Exercise brief:
Reproduce the entries below word for word, omitting the picture.

● ● ●

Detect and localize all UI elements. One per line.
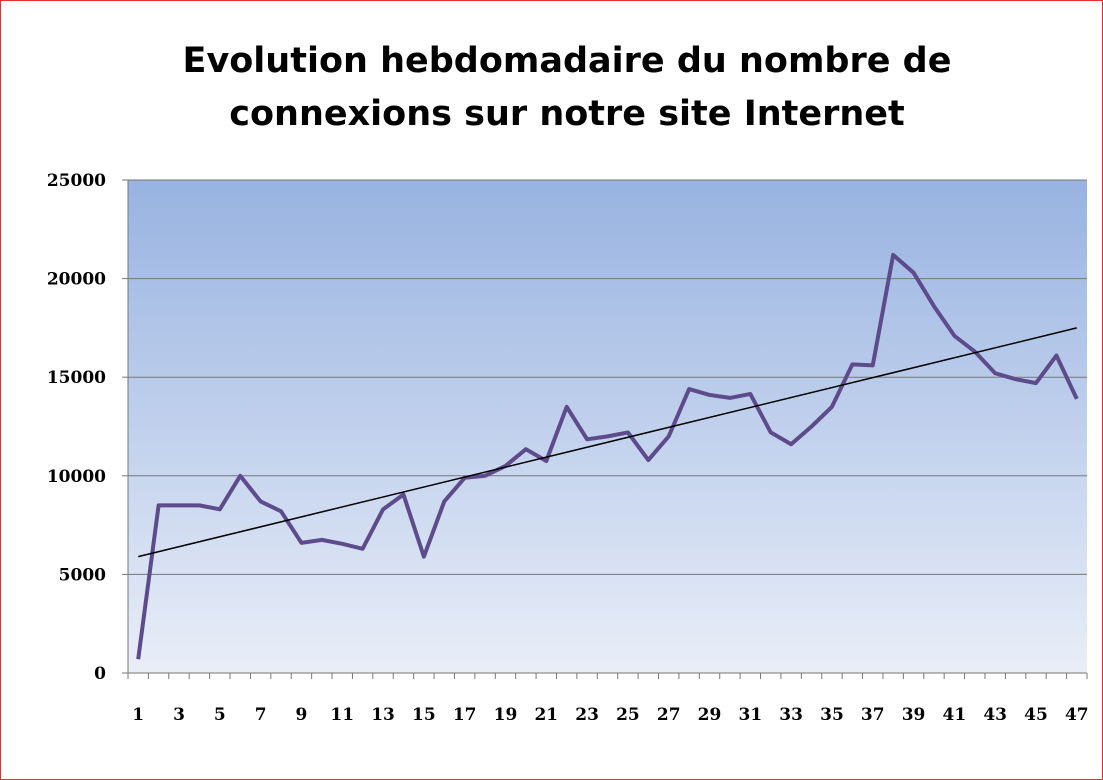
x-tick-label: 37 bbox=[861, 705, 885, 725]
x-tick-label: 23 bbox=[575, 705, 599, 725]
y-tick-label: 0 bbox=[94, 664, 106, 684]
x-tick-label: 31 bbox=[738, 705, 762, 725]
x-tick-label: 19 bbox=[494, 705, 518, 725]
y-tick-label: 5000 bbox=[59, 565, 106, 585]
x-tick-label: 29 bbox=[698, 705, 722, 725]
x-tick-label: 3 bbox=[173, 705, 185, 725]
x-tick-label: 17 bbox=[453, 705, 477, 725]
x-tick-label: 25 bbox=[616, 705, 640, 725]
chart-title: connexions sur notre site Internet bbox=[229, 94, 905, 134]
chart-title: Evolution hebdomadaire du nombre de bbox=[183, 41, 952, 81]
x-tick-label: 41 bbox=[943, 705, 967, 725]
x-tick-label: 47 bbox=[1065, 705, 1089, 725]
x-tick-label: 21 bbox=[534, 705, 558, 725]
x-tick-label: 13 bbox=[371, 705, 395, 725]
y-tick-label: 20000 bbox=[47, 270, 106, 290]
x-tick-label: 35 bbox=[820, 705, 844, 725]
x-tick-label: 1 bbox=[132, 705, 144, 725]
y-tick-label: 15000 bbox=[47, 368, 106, 388]
x-tick-label: 7 bbox=[255, 705, 267, 725]
data-line bbox=[136, 252, 1079, 660]
x-tick-label: 43 bbox=[983, 705, 1007, 725]
x-tick-label: 11 bbox=[330, 705, 354, 725]
x-tick-label: 15 bbox=[412, 705, 436, 725]
x-tick-label: 9 bbox=[296, 705, 308, 725]
x-tick-label: 33 bbox=[779, 705, 803, 725]
y-tick-label: 25000 bbox=[47, 171, 106, 191]
x-tick-label: 39 bbox=[902, 705, 926, 725]
x-tick-label: 5 bbox=[214, 705, 226, 725]
plot-area bbox=[128, 180, 1087, 673]
y-tick-label: 10000 bbox=[47, 467, 106, 487]
trend-line bbox=[138, 327, 1077, 558]
x-tick-label: 45 bbox=[1024, 705, 1048, 725]
x-tick-label: 27 bbox=[657, 705, 681, 725]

● ● ●

Response to the exercise:
Detect and localize all UI elements. One per line.
x-tick-label: 37 bbox=[861, 705, 885, 725]
x-tick-label: 23 bbox=[575, 705, 599, 725]
y-tick-label: 0 bbox=[94, 664, 106, 684]
x-tick-label: 31 bbox=[738, 705, 762, 725]
x-tick-label: 19 bbox=[494, 705, 518, 725]
y-tick-label: 5000 bbox=[59, 565, 106, 585]
x-tick-label: 29 bbox=[698, 705, 722, 725]
x-tick-label: 3 bbox=[173, 705, 185, 725]
x-tick-label: 17 bbox=[453, 705, 477, 725]
x-tick-label: 25 bbox=[616, 705, 640, 725]
chart-title: connexions sur notre site Internet bbox=[229, 94, 905, 134]
chart-title: Evolution hebdomadaire du nombre de bbox=[183, 41, 952, 81]
x-tick-label: 41 bbox=[943, 705, 967, 725]
x-tick-label: 47 bbox=[1065, 705, 1089, 725]
x-tick-label: 21 bbox=[534, 705, 558, 725]
x-tick-label: 13 bbox=[371, 705, 395, 725]
y-tick-label: 20000 bbox=[47, 270, 106, 290]
x-tick-label: 35 bbox=[820, 705, 844, 725]
x-tick-label: 1 bbox=[132, 705, 144, 725]
y-tick-label: 15000 bbox=[47, 368, 106, 388]
x-tick-label: 7 bbox=[255, 705, 267, 725]
data-line bbox=[136, 252, 1079, 660]
x-tick-label: 43 bbox=[983, 705, 1007, 725]
x-tick-label: 11 bbox=[330, 705, 354, 725]
x-tick-label: 15 bbox=[412, 705, 436, 725]
x-tick-label: 9 bbox=[296, 705, 308, 725]
x-tick-label: 33 bbox=[779, 705, 803, 725]
y-tick-label: 25000 bbox=[47, 171, 106, 191]
x-tick-label: 39 bbox=[902, 705, 926, 725]
x-tick-label: 5 bbox=[214, 705, 226, 725]
plot-area bbox=[128, 180, 1087, 673]
y-tick-label: 10000 bbox=[47, 467, 106, 487]
trend-line bbox=[138, 327, 1077, 558]
x-tick-label: 45 bbox=[1024, 705, 1048, 725]
x-tick-label: 27 bbox=[657, 705, 681, 725]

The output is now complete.